* _Job_: Each record must be retyped in full. No character may differ.

□ □ □

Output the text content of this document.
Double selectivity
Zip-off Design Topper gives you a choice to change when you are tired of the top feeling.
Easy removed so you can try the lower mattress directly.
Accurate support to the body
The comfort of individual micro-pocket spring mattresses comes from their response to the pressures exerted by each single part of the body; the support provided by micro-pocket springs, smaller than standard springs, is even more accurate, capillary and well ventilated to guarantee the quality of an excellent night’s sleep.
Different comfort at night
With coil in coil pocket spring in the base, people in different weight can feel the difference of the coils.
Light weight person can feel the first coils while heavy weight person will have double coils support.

□ □ □

* _Exercise result_:
Output the text content of this document.
Double selectivity
Zip-off Design Topper gives you a choice to change when you are tired of the top feeling.
Easy removed so you can try the lower mattress directly.
Accurate support to the body
The comfort of individual micro-pocket spring mattresses comes from their response to the pressures exerted by each single part of the body; the support provided by micro-pocket springs, smaller than standard springs, is even more accurate, capillary and well ventilated to guarantee the quality of an excellent night’s sleep.
Different comfort at night
With coil in coil pocket spring in the base, people in different weight can feel the difference of the coils.
Light weight person can feel the first coils while heavy weight person will have double coils support.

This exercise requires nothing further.